=== Problem to solve ===
Show, in full, each line of the data that contains "процесу".

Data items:

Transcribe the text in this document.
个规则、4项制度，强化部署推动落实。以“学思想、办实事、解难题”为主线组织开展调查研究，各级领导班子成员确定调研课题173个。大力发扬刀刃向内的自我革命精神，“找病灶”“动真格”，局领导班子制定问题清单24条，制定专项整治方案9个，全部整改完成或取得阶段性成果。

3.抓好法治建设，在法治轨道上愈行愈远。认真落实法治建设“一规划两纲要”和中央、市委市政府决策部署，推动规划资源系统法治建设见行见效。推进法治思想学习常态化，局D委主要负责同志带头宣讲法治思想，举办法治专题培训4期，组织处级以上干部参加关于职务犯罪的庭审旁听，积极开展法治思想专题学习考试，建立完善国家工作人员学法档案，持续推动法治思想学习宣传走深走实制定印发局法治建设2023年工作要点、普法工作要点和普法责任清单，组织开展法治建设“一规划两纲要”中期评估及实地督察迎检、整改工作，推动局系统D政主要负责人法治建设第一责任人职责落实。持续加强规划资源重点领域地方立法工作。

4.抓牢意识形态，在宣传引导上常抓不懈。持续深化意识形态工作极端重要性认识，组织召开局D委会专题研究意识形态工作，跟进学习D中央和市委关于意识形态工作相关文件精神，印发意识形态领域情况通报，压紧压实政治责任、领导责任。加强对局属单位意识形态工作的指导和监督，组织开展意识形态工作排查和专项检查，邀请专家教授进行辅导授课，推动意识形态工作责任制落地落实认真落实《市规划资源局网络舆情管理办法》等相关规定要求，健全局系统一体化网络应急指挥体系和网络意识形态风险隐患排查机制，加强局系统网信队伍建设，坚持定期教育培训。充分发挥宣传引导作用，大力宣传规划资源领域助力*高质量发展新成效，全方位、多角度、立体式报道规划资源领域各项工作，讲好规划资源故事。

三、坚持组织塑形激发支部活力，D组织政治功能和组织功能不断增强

---

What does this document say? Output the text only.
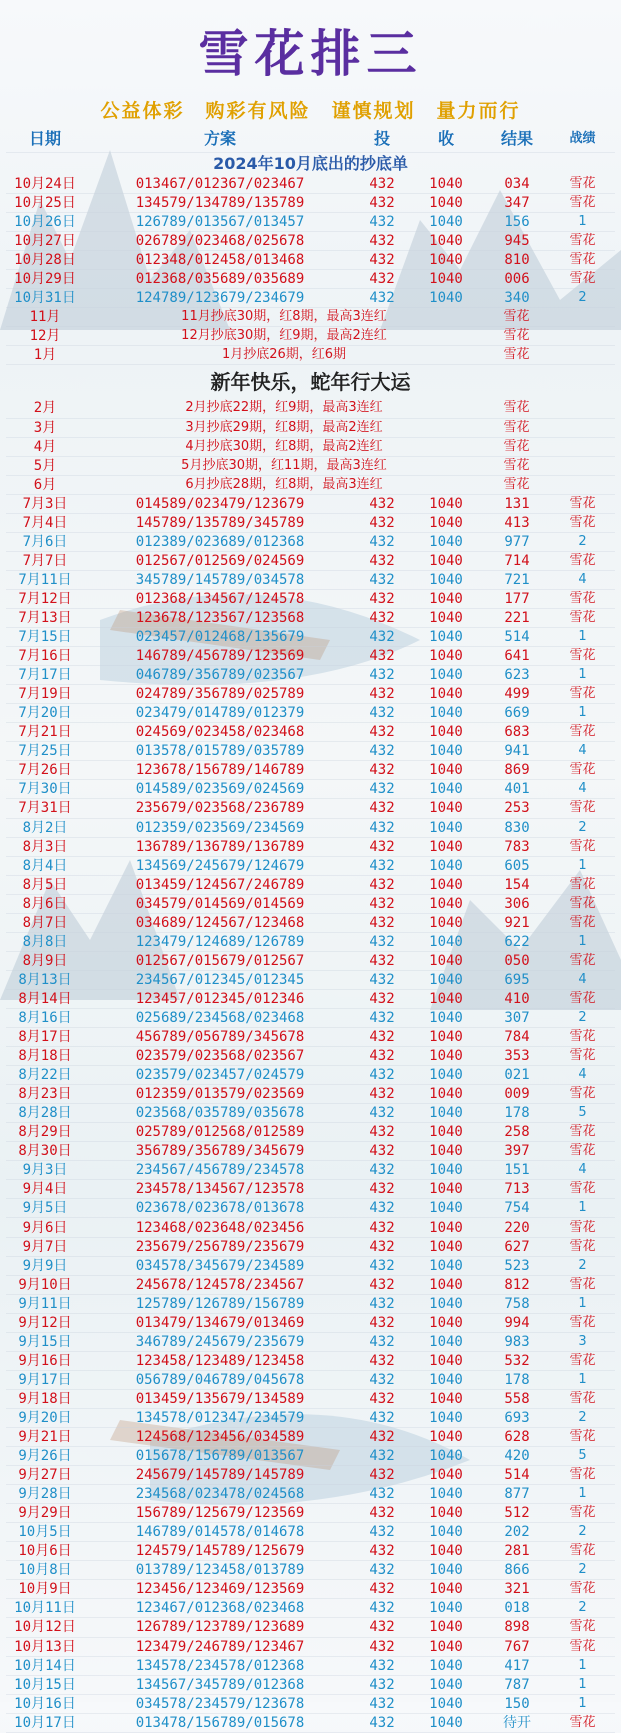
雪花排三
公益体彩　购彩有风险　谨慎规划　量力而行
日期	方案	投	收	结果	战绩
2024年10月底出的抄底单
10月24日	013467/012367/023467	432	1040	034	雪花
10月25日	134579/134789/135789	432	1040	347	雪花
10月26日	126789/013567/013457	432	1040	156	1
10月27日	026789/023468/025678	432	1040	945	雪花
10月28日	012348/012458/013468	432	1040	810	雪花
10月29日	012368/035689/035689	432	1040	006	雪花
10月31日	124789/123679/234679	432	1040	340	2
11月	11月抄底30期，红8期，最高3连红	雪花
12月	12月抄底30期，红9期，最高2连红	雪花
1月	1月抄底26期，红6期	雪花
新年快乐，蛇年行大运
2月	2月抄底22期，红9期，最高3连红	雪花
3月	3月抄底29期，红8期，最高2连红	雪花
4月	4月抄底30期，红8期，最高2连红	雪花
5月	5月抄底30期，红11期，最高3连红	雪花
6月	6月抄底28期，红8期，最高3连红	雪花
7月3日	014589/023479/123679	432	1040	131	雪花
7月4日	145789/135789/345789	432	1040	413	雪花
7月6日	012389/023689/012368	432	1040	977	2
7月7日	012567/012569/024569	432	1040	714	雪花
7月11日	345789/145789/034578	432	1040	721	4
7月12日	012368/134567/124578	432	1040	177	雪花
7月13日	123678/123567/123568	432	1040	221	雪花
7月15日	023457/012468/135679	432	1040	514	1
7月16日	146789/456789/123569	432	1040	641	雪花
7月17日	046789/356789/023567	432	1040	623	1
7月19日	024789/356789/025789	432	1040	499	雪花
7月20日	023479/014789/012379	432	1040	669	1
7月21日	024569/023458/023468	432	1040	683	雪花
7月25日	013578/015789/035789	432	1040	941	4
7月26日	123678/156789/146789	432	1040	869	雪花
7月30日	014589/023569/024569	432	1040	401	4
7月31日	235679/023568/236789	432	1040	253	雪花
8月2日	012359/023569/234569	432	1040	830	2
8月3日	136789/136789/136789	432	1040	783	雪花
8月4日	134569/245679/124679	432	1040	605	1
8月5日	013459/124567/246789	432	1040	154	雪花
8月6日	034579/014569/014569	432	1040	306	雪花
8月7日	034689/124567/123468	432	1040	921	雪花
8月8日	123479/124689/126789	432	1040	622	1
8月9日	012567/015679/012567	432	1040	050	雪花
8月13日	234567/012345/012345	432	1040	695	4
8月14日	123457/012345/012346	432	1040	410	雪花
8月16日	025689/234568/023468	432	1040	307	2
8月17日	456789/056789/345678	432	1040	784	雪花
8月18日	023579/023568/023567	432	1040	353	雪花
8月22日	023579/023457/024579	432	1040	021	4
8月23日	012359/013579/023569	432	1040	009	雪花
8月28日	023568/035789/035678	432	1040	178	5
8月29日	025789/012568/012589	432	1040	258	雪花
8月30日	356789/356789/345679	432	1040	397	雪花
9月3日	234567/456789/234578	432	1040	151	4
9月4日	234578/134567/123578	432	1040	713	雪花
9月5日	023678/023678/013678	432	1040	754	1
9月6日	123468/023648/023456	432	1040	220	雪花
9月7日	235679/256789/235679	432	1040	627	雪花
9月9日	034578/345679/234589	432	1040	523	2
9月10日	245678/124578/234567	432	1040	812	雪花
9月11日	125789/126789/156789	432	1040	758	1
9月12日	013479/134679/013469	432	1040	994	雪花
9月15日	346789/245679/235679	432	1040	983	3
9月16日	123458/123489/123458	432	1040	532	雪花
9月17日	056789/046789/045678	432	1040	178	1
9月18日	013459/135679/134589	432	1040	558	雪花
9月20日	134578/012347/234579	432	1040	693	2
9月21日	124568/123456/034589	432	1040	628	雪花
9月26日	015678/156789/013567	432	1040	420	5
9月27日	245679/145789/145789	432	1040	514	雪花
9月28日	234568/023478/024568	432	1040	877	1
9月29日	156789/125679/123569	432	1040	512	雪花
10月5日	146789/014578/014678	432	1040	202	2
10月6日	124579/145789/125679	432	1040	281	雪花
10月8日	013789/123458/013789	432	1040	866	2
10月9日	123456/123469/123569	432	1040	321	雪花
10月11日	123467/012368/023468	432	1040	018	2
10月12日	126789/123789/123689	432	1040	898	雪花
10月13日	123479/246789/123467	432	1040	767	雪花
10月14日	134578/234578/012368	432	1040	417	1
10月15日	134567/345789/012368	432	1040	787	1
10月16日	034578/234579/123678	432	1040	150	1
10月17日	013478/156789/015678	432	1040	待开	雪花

==

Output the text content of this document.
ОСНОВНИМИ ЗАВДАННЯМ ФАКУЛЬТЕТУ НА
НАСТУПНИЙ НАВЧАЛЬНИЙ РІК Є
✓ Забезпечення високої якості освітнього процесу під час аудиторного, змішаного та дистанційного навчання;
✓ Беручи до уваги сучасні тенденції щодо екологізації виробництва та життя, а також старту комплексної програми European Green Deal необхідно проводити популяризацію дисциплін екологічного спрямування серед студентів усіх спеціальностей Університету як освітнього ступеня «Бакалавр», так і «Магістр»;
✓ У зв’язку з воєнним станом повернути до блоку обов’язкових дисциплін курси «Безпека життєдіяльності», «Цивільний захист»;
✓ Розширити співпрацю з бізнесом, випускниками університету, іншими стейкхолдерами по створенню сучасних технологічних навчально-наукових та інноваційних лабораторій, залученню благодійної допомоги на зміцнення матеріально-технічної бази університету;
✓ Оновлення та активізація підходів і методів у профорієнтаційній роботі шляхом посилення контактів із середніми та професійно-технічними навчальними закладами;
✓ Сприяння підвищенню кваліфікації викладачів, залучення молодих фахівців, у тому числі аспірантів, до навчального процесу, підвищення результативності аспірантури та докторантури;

=== Solution to this exercise ===
✓ Забезпечення високої якості освітнього процесу під час аудиторного, змішаного та дистанційного навчання;
✓ Сприяння підвищенню кваліфікації викладачів, залучення молодих фахівців, у тому числі аспірантів, до навчального процесу, підвищення результативності аспірантури та докторантури;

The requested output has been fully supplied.